LIST OF TASKS >>
1. Decide whether each statement agrees with the passage on back pain. Answer yes or no for each, and quote the words from the passage that decide it. (a) The first person in the example gets an ache in his back after sitting for one hour. (b) The second person chooses to sit while in the waiting room. (c) The quote at the start of the passage comes from Peter O'Sullivan.
2. The passage on back pain names the things we need to look into to get a more complete picture of someone's back pain. List all of them.
3. Carry the passage on back pain forward from its last sentence, in the same voice.

(PASSAGE FOR REVIEW Opens)

This quote is from another of my favourite current physio personalities, Mike Stewart. This analogy fits in well when it comes to back pain, as mentioned above, looking at a scan of someones back (or ‘the hardware’ if we continue with the computer analogy) is only ever going to give us a small piece of the puzzle. If you wanted to find out more about the computer virus, you’d need to turn the machine on and get it working to see what was going on. With back pain, we need to delve more into how someone uses their body, what makes their pain better or worse, find out about their lifestyle, and even find out how they think about their pain, to get a more complete picture.
When it comes to treatment, the recent work on back pain highlights how we have to approach things differently depending on the individual in front of us. For example, two people may have pain in the same area of their back and a similar problem that causes their pain, but based on the information we gain from them in our assessments, treatment may be completely different for each of them.
A Subtle Difference
An example Peter O’Sullivan used that highlighted this so well, was of two people who both get back pain when sitting down. The first person is an office worker who finds he gets an ache in his back after sitting for 1 hour, has to get up and move around to ease the pain off, and told him that exercise generally helps. On assessment its seen he can move relatively well but is a bit stiff through his hips and back when bending.
The second person also get pain when sitting, but in the waiting room chooses to stand, and seems hesitant to sit when entering the physio clinic. He’s been scanned and told he has a few disc bulges and has the belief that he has to protect his back. He’s developed a habit of tensing his ‘core’, and tells the therapist he’s been avoiding bending. when he is encouraged to sit he is unwilling to relax back into the seat. He’s also tells the therapist that he has avoided his normal hobbies for fear of making things worse, and the stress of what might be going on with his back is giving him trouble sleeping.

(PASSAGE FOR REVIEW Closes)
(EXCERPTED DATA Opens)

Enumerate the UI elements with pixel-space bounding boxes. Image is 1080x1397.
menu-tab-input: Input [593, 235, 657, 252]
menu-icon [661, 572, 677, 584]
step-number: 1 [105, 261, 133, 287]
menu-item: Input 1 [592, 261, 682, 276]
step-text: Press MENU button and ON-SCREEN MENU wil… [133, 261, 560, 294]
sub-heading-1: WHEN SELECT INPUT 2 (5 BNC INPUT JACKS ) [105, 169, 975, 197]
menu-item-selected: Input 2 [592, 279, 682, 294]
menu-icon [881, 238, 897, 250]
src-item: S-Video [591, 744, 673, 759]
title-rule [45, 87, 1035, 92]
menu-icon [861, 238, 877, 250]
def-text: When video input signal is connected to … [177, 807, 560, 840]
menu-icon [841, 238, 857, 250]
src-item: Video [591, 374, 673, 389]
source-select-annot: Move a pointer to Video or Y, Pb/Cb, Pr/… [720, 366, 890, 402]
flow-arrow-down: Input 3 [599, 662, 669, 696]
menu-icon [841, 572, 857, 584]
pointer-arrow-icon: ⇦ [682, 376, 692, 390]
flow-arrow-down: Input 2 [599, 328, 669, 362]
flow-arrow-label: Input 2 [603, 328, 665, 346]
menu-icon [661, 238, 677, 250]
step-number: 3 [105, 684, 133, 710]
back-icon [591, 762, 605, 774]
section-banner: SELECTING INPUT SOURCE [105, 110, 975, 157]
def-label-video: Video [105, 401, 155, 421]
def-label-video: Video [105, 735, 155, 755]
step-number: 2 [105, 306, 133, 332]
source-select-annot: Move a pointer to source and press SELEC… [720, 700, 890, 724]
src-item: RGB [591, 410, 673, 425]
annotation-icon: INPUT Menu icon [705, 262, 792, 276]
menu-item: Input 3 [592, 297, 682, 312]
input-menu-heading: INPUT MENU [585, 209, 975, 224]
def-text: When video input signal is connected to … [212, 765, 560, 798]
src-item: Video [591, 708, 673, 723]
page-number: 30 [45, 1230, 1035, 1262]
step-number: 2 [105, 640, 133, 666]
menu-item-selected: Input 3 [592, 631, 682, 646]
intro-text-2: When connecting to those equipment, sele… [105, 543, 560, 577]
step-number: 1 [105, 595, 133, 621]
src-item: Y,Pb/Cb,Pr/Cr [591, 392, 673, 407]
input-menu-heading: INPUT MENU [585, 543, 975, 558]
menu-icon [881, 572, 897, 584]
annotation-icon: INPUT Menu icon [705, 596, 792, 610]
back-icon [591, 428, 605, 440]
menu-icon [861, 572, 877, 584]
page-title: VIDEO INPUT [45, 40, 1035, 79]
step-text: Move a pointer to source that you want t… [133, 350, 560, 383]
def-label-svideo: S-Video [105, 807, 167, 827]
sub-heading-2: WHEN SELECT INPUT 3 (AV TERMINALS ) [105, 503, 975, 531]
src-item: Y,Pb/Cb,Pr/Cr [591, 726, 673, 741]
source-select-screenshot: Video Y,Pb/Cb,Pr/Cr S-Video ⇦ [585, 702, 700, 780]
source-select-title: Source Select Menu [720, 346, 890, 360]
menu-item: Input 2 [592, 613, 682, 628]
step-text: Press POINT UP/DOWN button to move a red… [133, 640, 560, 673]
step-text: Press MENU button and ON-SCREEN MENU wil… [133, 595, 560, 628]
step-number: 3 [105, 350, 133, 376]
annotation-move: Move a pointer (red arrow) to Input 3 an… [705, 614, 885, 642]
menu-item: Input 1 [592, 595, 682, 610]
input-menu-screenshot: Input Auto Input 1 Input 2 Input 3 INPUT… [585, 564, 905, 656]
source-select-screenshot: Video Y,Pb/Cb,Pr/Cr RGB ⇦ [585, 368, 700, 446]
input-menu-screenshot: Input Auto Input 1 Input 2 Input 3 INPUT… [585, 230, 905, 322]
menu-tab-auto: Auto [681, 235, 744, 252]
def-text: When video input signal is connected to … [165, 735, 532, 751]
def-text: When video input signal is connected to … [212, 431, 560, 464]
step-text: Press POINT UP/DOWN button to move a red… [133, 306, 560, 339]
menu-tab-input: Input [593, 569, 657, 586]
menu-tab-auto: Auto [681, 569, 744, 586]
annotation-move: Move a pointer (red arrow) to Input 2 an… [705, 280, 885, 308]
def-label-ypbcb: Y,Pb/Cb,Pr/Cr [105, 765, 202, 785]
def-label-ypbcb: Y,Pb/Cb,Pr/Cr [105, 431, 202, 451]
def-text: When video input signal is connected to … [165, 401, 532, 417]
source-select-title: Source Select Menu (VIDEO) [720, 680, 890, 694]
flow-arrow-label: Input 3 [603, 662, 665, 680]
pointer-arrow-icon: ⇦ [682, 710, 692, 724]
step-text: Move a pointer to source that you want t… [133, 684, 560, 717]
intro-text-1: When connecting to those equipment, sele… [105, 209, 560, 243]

(EXCERPTED DATA Closes)

REPLIES >>
1.
(a) Yes: "he gets an ache in his back after sitting for 1 hour"
(b) No: "in the waiting room chooses to stand"
(c) No: "This quote is from another of my favourite current physio personalities, Mike Stewart."

2.
- How someone uses their body
- What makes their pain better or worse
- Their lifestyle
- How they think about their pain

3.
The first chap presented with a quite straight forward mechanical pattern of back pain, made better and worse by things he did. Treatment for him might involve some simple advice, exercises to get things moving more freely and possibly some hands on treatment.
The second gentleman presents with seemingly much worse problems. His symptoms were however made much worse by his belief that his back is fragile and something horrible is going on, rather than any serious structural problems. Treatment for this chap would be less physical, and more about encouraging normal movement again, reassurance that appropriate exercise won’t make things worse, strategies to help reduce the guarding around the trunk and possibly even some advice along the lines of slumping back into his seat!
Understanding that pain is different for different people and being able to adapt your approach, is at the core of what Peter O’Sullivan calls ‘Cognitive Functional Therapy’. This much more diverse and practical approach aims to tackle the growing problem of chronic back pain in society today, and improve the poor outcomes from the treatments using the old structural approach mentioned above.
Times are changing. In fact last week saw the launch of the CSP campaign to get more of this new information, out into the public. The campaign on social media with the hashtag #backmyths looks at some of the other common misconceptions around back pain I’ve not discussed in this article. You can read the BBC article on the campaign here, and look at the more detailed CSP article with links to research papers supporting this modern approach to back pain here.
That’s it for this month, I hope you’ve found it interesting, as it’s a topic I’m passionate about. I’m hopeful the we can start to change some of the old views on back pain, and all medical professions sing off the same hymn-sheet, the more we can have a positive impact on people with back pain and prevent so many having such long lasting problems with it.